(Lines of data)

• • • • • • •

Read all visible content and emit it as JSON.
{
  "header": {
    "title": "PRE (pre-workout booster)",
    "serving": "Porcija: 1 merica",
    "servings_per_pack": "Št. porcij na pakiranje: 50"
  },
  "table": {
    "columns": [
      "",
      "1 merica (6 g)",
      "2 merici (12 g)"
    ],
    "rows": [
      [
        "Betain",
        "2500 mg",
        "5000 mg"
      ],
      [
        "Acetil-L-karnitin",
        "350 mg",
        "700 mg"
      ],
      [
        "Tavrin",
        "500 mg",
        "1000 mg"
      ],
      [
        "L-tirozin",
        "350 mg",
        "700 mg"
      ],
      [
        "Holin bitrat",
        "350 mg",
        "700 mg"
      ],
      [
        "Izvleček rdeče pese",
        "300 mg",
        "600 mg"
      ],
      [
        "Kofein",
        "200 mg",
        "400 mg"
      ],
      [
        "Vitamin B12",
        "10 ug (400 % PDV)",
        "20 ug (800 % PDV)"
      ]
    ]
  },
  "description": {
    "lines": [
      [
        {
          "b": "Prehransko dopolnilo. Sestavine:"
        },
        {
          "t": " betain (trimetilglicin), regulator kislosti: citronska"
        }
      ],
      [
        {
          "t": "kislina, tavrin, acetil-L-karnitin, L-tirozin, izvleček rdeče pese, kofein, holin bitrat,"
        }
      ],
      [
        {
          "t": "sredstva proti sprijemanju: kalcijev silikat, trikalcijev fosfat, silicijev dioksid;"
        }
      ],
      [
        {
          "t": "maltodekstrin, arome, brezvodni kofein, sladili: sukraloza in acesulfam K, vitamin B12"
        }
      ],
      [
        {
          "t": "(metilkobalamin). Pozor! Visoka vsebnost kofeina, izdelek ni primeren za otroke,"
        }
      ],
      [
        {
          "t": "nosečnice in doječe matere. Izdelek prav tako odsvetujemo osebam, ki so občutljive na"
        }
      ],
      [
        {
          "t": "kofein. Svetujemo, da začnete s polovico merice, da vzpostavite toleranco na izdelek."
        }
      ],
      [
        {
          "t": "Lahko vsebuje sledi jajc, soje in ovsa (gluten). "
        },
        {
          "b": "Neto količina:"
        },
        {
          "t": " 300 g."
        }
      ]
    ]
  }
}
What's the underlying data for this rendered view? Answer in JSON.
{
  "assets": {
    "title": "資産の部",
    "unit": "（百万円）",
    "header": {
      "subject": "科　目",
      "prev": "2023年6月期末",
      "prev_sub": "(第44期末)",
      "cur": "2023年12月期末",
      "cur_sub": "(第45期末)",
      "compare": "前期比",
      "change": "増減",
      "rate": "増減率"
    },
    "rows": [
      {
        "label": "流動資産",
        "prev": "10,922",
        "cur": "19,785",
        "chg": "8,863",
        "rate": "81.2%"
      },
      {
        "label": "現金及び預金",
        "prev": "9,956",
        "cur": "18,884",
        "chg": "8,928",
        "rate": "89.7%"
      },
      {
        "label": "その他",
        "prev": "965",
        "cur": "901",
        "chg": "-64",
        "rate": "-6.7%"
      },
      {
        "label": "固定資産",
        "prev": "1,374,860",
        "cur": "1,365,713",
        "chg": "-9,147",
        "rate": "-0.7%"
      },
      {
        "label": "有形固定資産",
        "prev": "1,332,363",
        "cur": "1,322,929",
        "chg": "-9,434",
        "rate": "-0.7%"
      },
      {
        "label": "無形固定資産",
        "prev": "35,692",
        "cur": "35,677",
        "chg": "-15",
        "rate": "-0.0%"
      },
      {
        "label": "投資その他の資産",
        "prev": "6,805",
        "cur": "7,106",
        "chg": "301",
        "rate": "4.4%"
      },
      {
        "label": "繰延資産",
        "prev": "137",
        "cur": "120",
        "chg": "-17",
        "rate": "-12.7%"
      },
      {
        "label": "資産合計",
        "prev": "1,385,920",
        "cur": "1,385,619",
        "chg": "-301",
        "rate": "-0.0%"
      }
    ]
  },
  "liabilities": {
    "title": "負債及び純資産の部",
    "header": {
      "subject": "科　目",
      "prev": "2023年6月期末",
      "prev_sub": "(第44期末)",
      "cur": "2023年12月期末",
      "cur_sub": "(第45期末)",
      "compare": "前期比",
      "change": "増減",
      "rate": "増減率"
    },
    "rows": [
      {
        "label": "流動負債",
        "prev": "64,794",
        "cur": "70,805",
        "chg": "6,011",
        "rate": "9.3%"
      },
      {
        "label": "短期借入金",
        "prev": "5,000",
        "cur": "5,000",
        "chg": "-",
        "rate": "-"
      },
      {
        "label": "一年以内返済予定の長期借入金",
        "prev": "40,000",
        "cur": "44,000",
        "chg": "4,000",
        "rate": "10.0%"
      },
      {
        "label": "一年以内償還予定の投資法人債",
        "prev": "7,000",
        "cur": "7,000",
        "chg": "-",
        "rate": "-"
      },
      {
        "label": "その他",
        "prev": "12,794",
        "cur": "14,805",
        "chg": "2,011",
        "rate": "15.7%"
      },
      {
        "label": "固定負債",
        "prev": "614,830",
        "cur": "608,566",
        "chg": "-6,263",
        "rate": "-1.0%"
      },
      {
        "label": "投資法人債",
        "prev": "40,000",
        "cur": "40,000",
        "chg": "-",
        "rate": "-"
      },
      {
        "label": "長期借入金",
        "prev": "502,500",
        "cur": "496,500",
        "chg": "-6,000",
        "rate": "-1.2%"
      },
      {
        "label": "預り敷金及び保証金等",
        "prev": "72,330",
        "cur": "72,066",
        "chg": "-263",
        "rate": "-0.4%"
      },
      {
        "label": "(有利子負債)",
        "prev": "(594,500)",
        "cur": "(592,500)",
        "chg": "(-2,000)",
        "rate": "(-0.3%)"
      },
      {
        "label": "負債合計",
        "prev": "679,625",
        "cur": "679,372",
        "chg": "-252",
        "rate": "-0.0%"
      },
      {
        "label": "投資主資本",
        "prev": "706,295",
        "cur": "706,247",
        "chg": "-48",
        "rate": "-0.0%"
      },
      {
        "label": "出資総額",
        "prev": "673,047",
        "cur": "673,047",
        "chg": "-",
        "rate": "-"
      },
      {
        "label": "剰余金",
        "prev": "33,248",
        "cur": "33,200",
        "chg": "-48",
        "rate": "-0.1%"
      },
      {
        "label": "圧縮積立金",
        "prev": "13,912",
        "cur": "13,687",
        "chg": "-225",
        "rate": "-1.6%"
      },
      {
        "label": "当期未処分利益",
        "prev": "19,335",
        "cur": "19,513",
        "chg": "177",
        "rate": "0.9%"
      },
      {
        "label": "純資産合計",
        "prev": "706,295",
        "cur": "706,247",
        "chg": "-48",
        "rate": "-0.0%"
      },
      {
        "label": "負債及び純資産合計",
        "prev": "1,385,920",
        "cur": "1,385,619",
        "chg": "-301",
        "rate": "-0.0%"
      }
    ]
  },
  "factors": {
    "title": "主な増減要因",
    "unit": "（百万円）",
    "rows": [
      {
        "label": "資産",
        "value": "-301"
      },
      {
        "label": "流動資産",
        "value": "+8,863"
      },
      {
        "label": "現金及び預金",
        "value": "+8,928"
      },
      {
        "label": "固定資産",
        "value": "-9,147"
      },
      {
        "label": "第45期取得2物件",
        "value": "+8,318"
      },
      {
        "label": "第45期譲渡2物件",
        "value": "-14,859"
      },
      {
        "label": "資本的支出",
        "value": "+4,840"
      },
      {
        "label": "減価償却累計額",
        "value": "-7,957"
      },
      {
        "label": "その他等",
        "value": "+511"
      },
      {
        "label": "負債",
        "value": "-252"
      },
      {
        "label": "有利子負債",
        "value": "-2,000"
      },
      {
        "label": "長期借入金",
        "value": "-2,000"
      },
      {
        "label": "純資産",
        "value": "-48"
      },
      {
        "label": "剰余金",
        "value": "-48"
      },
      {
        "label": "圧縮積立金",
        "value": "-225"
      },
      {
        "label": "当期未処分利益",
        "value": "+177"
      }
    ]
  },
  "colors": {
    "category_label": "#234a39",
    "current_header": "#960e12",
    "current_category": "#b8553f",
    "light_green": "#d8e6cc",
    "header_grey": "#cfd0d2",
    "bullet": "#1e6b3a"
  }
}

• • • • • • •

▶ **Prompt**
Identify all lines where the word "bitrat" shows up. Copy them.

▶ **Correct output**
        "Holin bitrat",
          "t": "kislina, tavrin, acetil-L-karnitin, L-tirozin, izvleček rdeče pese, kofein, holin bitrat,"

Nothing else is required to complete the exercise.